- **Aim of the task**:
Take from the listing each line that has the string "this".

- **Data to process**:

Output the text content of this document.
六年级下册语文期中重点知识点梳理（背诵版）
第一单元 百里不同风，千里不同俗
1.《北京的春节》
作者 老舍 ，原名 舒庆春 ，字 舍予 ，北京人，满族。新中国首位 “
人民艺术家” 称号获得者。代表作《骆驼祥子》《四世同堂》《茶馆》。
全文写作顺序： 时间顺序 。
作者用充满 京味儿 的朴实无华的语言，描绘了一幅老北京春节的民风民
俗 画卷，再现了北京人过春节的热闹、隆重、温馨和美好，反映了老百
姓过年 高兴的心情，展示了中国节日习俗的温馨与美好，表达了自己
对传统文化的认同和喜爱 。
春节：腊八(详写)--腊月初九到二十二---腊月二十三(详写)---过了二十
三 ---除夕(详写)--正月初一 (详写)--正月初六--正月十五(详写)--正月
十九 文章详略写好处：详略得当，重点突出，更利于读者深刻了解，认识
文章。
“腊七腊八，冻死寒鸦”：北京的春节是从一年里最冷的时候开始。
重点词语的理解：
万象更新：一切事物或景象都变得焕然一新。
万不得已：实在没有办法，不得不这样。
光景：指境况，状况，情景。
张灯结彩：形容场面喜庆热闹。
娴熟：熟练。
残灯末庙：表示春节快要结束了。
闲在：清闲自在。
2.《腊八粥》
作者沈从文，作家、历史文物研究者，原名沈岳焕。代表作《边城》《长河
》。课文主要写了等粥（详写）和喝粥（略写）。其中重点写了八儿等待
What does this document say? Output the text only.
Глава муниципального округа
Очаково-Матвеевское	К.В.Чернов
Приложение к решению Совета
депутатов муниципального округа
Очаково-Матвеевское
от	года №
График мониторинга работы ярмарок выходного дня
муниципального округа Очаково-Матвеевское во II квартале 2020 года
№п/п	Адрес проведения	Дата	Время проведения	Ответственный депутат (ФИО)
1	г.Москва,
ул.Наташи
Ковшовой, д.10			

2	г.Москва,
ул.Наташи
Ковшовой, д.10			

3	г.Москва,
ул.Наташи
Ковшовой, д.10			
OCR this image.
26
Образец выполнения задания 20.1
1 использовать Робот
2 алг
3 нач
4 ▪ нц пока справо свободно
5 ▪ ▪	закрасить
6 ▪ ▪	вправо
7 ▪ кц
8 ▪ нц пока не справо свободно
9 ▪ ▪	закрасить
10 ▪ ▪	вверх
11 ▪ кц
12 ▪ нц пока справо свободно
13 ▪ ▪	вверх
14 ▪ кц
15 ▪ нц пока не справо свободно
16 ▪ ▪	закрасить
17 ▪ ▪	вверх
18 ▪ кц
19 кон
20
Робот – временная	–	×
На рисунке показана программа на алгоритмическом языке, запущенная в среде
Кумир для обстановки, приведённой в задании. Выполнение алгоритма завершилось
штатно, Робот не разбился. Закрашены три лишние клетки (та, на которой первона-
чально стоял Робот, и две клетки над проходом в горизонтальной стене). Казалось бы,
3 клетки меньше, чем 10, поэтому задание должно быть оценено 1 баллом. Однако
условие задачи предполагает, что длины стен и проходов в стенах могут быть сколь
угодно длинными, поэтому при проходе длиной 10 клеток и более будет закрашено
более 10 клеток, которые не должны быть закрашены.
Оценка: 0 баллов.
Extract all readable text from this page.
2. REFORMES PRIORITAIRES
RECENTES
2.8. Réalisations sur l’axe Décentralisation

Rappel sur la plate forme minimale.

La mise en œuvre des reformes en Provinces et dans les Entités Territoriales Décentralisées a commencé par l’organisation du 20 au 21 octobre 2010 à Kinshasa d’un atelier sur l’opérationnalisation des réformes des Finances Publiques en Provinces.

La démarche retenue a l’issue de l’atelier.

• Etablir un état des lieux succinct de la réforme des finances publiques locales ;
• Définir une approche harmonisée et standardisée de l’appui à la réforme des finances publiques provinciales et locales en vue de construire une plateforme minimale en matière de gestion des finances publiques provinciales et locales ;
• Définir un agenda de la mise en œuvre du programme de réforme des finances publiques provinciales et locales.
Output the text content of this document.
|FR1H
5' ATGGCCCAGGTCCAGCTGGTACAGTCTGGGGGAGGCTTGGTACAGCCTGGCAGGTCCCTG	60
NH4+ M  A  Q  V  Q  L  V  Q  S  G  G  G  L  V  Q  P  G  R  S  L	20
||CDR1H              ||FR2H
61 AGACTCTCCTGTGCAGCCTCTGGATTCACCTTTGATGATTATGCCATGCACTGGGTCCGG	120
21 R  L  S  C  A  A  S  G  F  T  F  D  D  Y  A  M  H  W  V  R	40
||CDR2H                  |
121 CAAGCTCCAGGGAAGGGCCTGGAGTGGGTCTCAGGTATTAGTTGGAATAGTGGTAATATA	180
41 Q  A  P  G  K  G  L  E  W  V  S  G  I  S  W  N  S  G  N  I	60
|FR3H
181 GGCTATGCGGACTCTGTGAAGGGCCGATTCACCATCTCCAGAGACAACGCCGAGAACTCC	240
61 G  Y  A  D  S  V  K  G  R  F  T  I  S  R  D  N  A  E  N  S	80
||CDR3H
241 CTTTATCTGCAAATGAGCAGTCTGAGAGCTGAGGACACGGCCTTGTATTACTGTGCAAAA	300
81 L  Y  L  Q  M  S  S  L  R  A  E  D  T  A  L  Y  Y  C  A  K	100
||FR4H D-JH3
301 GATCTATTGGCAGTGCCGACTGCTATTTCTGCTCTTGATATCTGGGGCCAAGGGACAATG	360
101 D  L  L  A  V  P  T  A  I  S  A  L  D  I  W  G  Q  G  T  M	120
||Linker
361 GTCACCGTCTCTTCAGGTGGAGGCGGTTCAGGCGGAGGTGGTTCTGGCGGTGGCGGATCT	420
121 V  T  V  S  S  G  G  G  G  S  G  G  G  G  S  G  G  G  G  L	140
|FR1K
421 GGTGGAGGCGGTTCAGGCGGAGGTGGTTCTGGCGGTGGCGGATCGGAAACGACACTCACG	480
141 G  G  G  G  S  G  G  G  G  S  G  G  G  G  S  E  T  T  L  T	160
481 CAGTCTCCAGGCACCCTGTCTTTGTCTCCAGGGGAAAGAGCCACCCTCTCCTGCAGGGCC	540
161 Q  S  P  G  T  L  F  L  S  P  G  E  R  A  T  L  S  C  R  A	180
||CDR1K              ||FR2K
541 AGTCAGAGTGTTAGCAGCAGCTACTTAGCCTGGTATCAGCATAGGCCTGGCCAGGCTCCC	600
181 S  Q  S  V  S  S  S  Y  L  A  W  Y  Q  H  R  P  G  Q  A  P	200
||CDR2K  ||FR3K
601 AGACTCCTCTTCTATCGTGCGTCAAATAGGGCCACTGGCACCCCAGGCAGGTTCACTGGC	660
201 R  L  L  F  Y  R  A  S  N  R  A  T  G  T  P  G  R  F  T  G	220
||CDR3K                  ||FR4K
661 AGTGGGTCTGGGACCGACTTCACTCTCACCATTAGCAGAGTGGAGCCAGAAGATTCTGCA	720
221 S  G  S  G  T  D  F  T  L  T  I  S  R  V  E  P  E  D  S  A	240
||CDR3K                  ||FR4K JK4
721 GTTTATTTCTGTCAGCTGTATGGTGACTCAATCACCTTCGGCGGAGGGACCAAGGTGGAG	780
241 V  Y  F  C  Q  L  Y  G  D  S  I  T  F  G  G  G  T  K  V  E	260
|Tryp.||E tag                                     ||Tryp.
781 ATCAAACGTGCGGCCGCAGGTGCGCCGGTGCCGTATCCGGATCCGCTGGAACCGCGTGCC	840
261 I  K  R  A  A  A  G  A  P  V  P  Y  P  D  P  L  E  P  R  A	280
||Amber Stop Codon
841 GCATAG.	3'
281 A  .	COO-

- **Reply to the exercise**:
Output the text content of this document.
What does this document say? Output the text only.
OCR this image.
Extract all readable text from this page.
Output the text content of this document.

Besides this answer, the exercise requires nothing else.